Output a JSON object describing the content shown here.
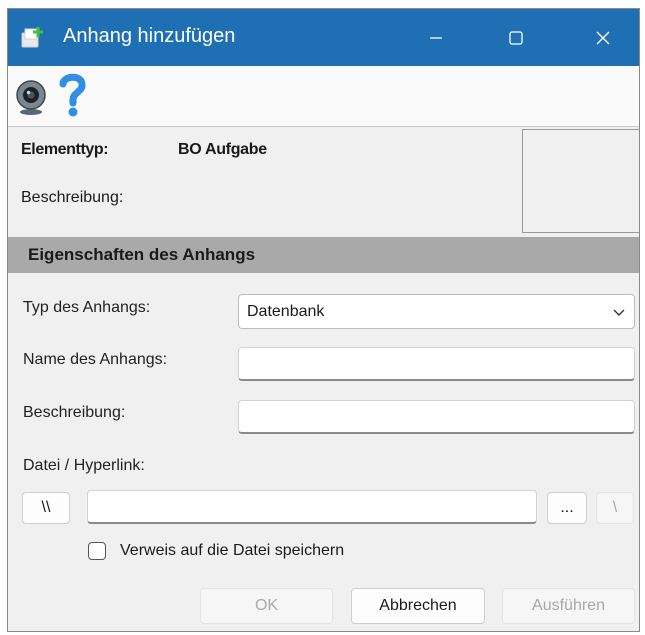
{
  "window": {
    "title": "Anhang hinzufügen"
  },
  "titlebar": {
    "minimize": "minimize-icon",
    "maximize": "maximize-icon",
    "close": "close-icon"
  },
  "toolbar": {
    "icons": [
      "webcam-icon",
      "help-icon"
    ]
  },
  "info": {
    "element_type_label": "Elementtyp:",
    "element_type_value": "BO Aufgabe",
    "description_label": "Beschreibung:"
  },
  "section": {
    "title": "Eigenschaften des Anhangs"
  },
  "form": {
    "type_label": "Typ des Anhangs:",
    "type_value": "Datenbank",
    "name_label": "Name des Anhangs:",
    "name_value": "",
    "description_label": "Beschreibung:",
    "description_value": "",
    "file_label": "Datei / Hyperlink:",
    "file_value": "",
    "unc_button": "\\\\",
    "browse_button": "...",
    "slash_button": "\\",
    "save_reference_label": "Verweis auf die Datei speichern",
    "save_reference_checked": false
  },
  "buttons": {
    "ok": "OK",
    "cancel": "Abbrechen",
    "execute": "Ausführen"
  },
  "colors": {
    "titlebar": "#1f6fb5",
    "section_header": "#a9a9a9",
    "window_bg": "#f0f0f0"
  }
}
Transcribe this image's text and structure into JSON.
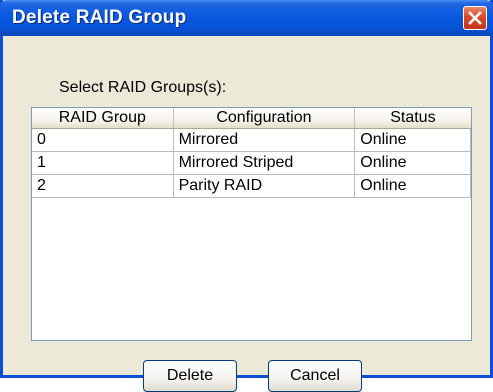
{
  "window": {
    "title": "Delete RAID Group"
  },
  "dialog": {
    "prompt": "Select RAID Groups(s):",
    "table": {
      "columns": [
        "RAID Group",
        "Configuration",
        "Status"
      ],
      "rows": [
        [
          "0",
          "Mirrored",
          "Online"
        ],
        [
          "1",
          "Mirrored Striped",
          "Online"
        ],
        [
          "2",
          "Parity RAID",
          "Online"
        ]
      ]
    },
    "buttons": {
      "delete_label": "Delete",
      "cancel_label": "Cancel"
    }
  },
  "icons": {
    "close": "close-icon"
  },
  "colors": {
    "titlebar": "#0852d6",
    "window_face": "#ece9d8",
    "close_button": "#d94a2a"
  }
}
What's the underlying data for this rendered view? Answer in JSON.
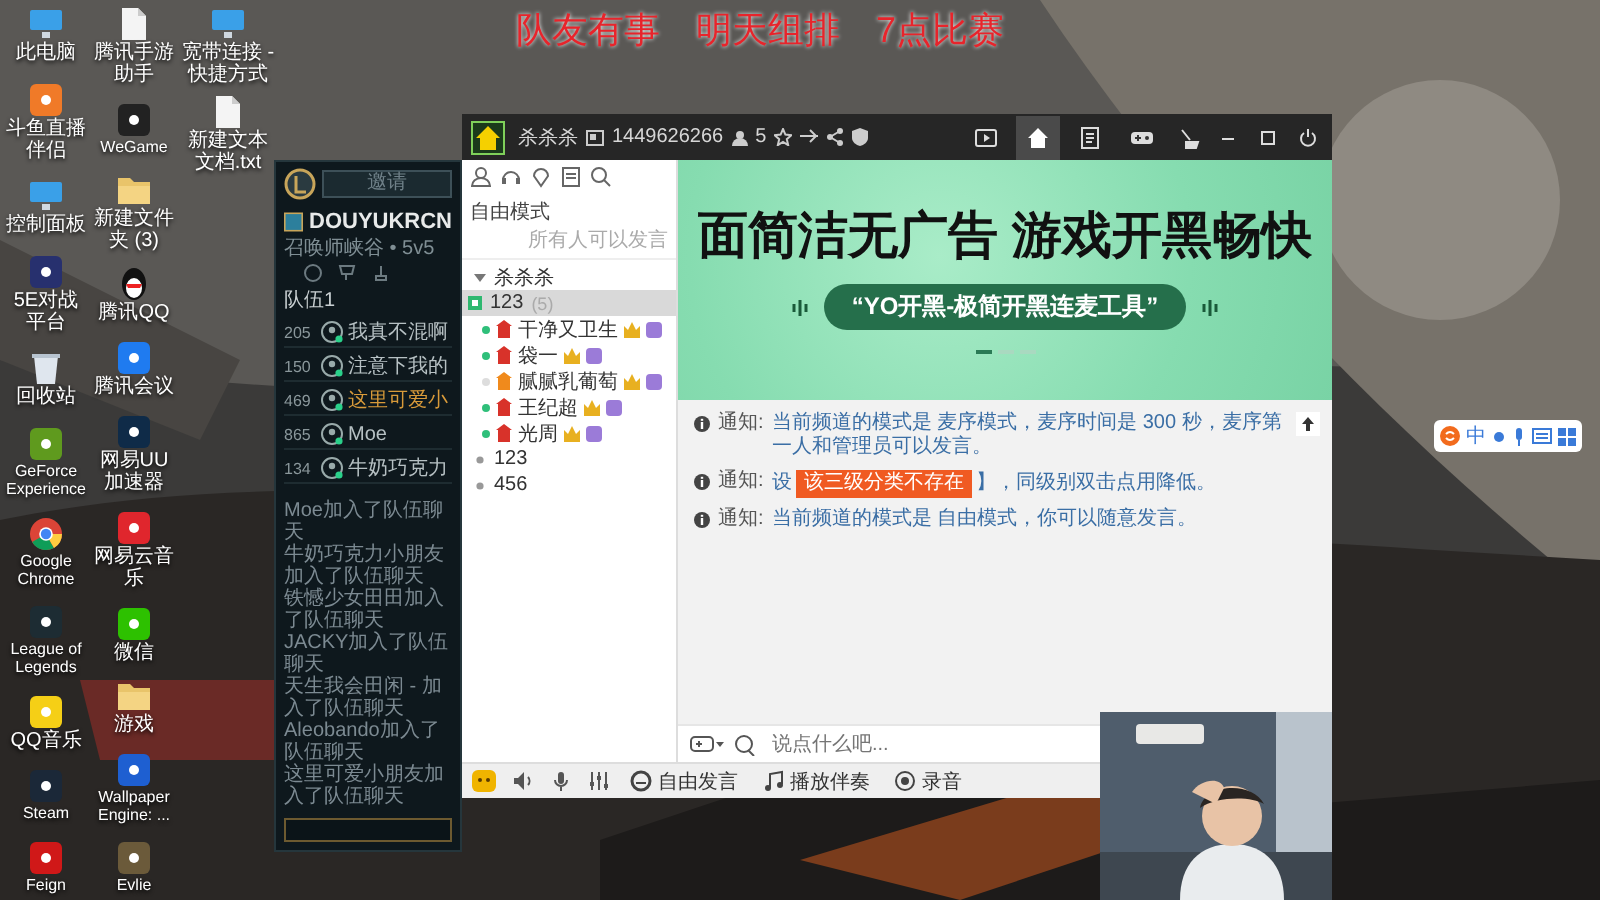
{
  "overlay_caption": "队友有事　明天组排　7点比赛",
  "desktop_columns": [
    [
      {
        "label": "此电脑",
        "kind": "monitor"
      },
      {
        "label": "斗鱼直播伴侣",
        "kind": "app",
        "color": "#f07a28"
      },
      {
        "label": "控制面板",
        "kind": "monitor"
      },
      {
        "label": "5E对战平台",
        "kind": "app",
        "color": "#27306e"
      },
      {
        "label": "回收站",
        "kind": "bin"
      },
      {
        "label": "GeForce Experience",
        "kind": "app",
        "color": "#5f9a1e"
      },
      {
        "label": "Google Chrome",
        "kind": "chrome"
      },
      {
        "label": "League of Legends",
        "kind": "app",
        "color": "#1d2c33"
      },
      {
        "label": "QQ音乐",
        "kind": "app",
        "color": "#f5cf16"
      },
      {
        "label": "Steam",
        "kind": "app",
        "color": "#1b2838"
      },
      {
        "label": "Feign",
        "kind": "app",
        "color": "#d01818"
      }
    ],
    [
      {
        "label": "腾讯手游助手",
        "kind": "doc"
      },
      {
        "label": "WeGame",
        "kind": "app",
        "color": "#222222"
      },
      {
        "label": "新建文件夹 (3)",
        "kind": "folder"
      },
      {
        "label": "腾讯QQ",
        "kind": "penguin"
      },
      {
        "label": "腾讯会议",
        "kind": "app",
        "color": "#1f7bf0"
      },
      {
        "label": "网易UU加速器",
        "kind": "app",
        "color": "#0f2b48"
      },
      {
        "label": "网易云音乐",
        "kind": "app",
        "color": "#e0262d"
      },
      {
        "label": "微信",
        "kind": "app",
        "color": "#2dc100"
      },
      {
        "label": "游戏",
        "kind": "folder"
      },
      {
        "label": "Wallpaper Engine: ...",
        "kind": "app",
        "color": "#1e5fd1"
      },
      {
        "label": "Evlie",
        "kind": "app",
        "color": "#6b5a3a"
      }
    ],
    [
      {
        "label": "宽带连接 - 快捷方式",
        "kind": "monitor"
      },
      {
        "label": "新建文本文档.txt",
        "kind": "doc"
      }
    ]
  ],
  "lol": {
    "invite": "邀请",
    "title": "DOUYUKRCN",
    "subtitle": "召唤师峡谷 • 5v5",
    "team": "队伍1",
    "players": [
      {
        "score": "205",
        "name": "我真不混啊",
        "highlighted": false
      },
      {
        "score": "150",
        "name": "注意下我的",
        "highlighted": false
      },
      {
        "score": "469",
        "name": "这里可爱小",
        "highlighted": true
      },
      {
        "score": "865",
        "name": "Moe",
        "highlighted": false
      },
      {
        "score": "134",
        "name": "牛奶巧克力",
        "highlighted": false
      }
    ],
    "chat": [
      "Moe加入了队伍聊天",
      "牛奶巧克力小朋友加入了队伍聊天",
      "铁憾少女田田加入了队伍聊天",
      "JACKY加入了队伍聊天",
      "天生我会田闲 - 加入了队伍聊天",
      "Aleobando加入了队伍聊天",
      "这里可爱小朋友加入了队伍聊天"
    ]
  },
  "yy": {
    "channel_name": "杀杀杀",
    "channel_id": "1449626266",
    "online_count": "5",
    "nav": [
      {
        "kind": "video",
        "selected": false
      },
      {
        "kind": "home",
        "selected": true
      },
      {
        "kind": "note",
        "selected": false
      },
      {
        "kind": "gamepad",
        "selected": false
      }
    ],
    "mode": "自由模式",
    "mode_note": "所有人可以发言",
    "tree": [
      {
        "name": "杀杀杀",
        "expanded": true,
        "selected": false,
        "children": [
          {
            "name": "123",
            "count": "(5)",
            "selected": true,
            "children": [
              {
                "name": "干净又卫生",
                "online": true,
                "color": "#d8322a"
              },
              {
                "name": "袋一",
                "online": true,
                "color": "#d8322a"
              },
              {
                "name": "腻腻乳葡萄",
                "online": false,
                "color": "#f08a1c"
              },
              {
                "name": "王纪超",
                "online": true,
                "color": "#d8322a"
              },
              {
                "name": "光周",
                "online": true,
                "color": "#d8322a"
              }
            ]
          }
        ]
      },
      {
        "name": "123",
        "expanded": false,
        "selected": false
      },
      {
        "name": "456",
        "expanded": false,
        "selected": false
      }
    ],
    "banner": {
      "headline": "面简洁无广告  游戏开黑畅快",
      "tagline": "“YO开黑-极简开黑连麦工具”"
    },
    "notices": [
      {
        "label": "通知:",
        "text": "当前频道的模式是 麦序模式，麦序时间是 300 秒，麦序第一人和管理员可以发言。"
      },
      {
        "label": "通知:",
        "text": "设",
        "tooltip": "该三级分类不存在",
        "text_after": "】，同级别双击点用降低。"
      },
      {
        "label": "通知:",
        "text": "当前频道的模式是 自由模式，你可以随意发言。"
      }
    ],
    "input_placeholder": "说点什么吧...",
    "bottom_buttons": [
      {
        "label": "自由发言",
        "kind": "face"
      },
      {
        "label": "播放伴奏",
        "kind": "music"
      },
      {
        "label": "录音",
        "kind": "record"
      }
    ]
  },
  "ime": {
    "mode": "中"
  }
}
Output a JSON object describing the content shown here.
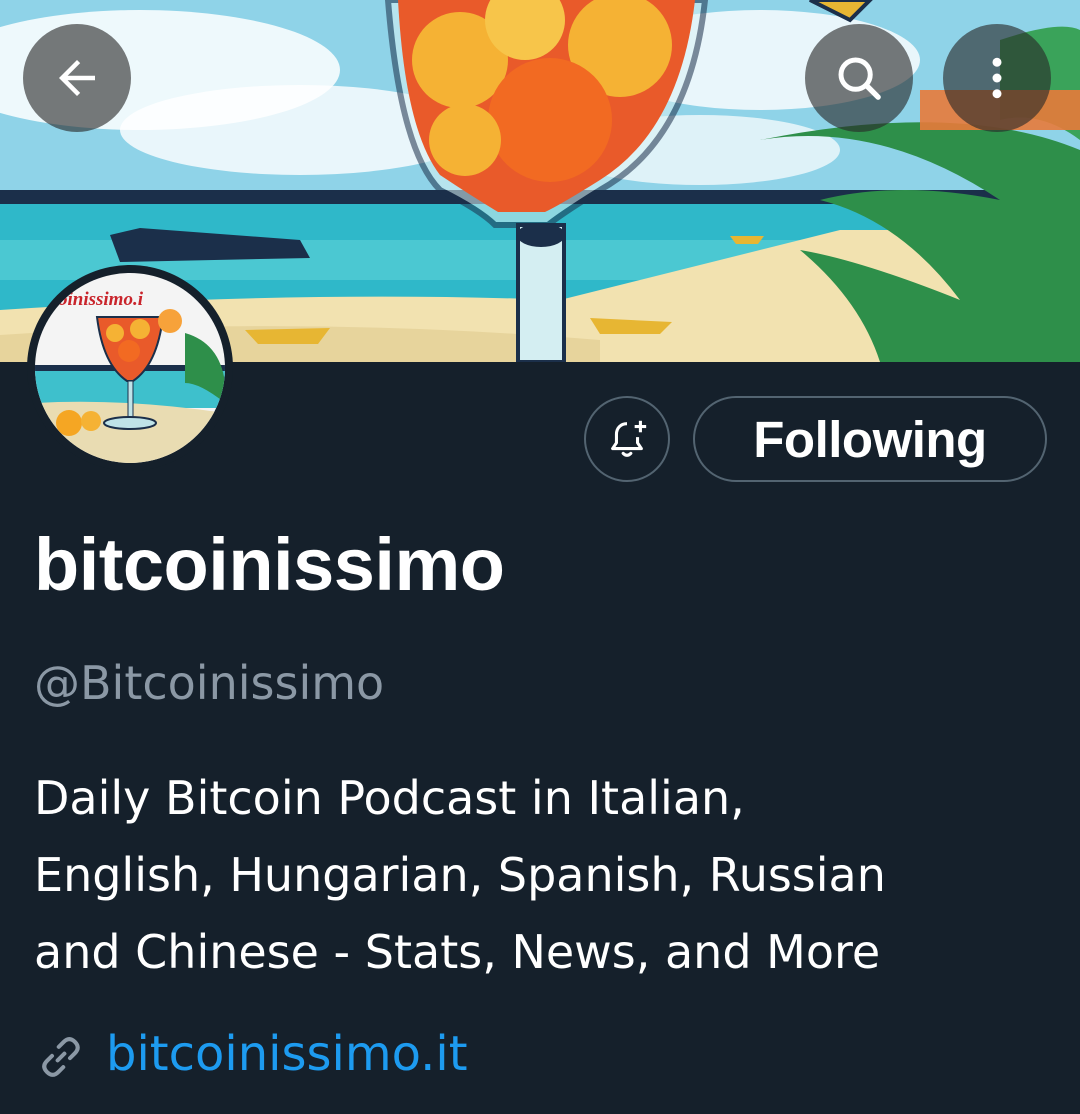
{
  "header": {
    "back_icon": "arrow-left-icon",
    "search_icon": "search-icon",
    "more_icon": "more-vertical-icon"
  },
  "banner": {
    "description_icon": "banner-image"
  },
  "avatar": {
    "logo_text": "itcoinissimo.i"
  },
  "actions": {
    "notify_icon": "bell-plus-icon",
    "following_label": "Following"
  },
  "profile": {
    "display_name": "bitcoinissimo",
    "handle": "@Bitcoinissimo",
    "bio": "Daily Bitcoin Podcast in Italian,\nEnglish, Hungarian, Spanish, Russian\nand Chinese - Stats, News, and More",
    "link_icon": "link-icon",
    "website": "bitcoinissimo.it"
  },
  "colors": {
    "background": "#15202b",
    "secondary_text": "#8b98a5",
    "link": "#1d9bf0",
    "border": "#536471"
  }
}
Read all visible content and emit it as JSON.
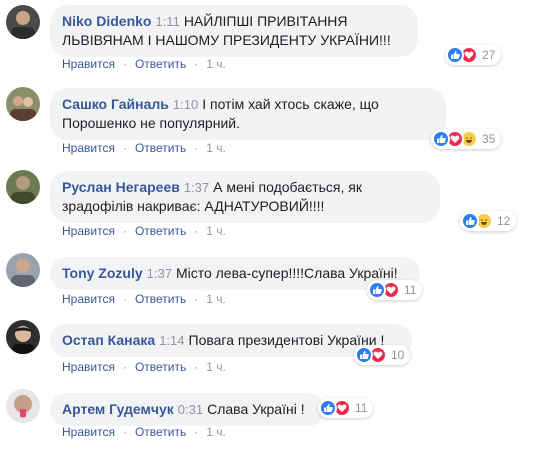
+++++
WRITTEN PROBLEM:
Pull out each line of the entries that contains "Anhangs".

THE SOLUTION:
    "title": "Eigenschaften des Anhangs"
    "type_label": "Typ des Anhangs:",
    "name_label": "Name des Anhangs:",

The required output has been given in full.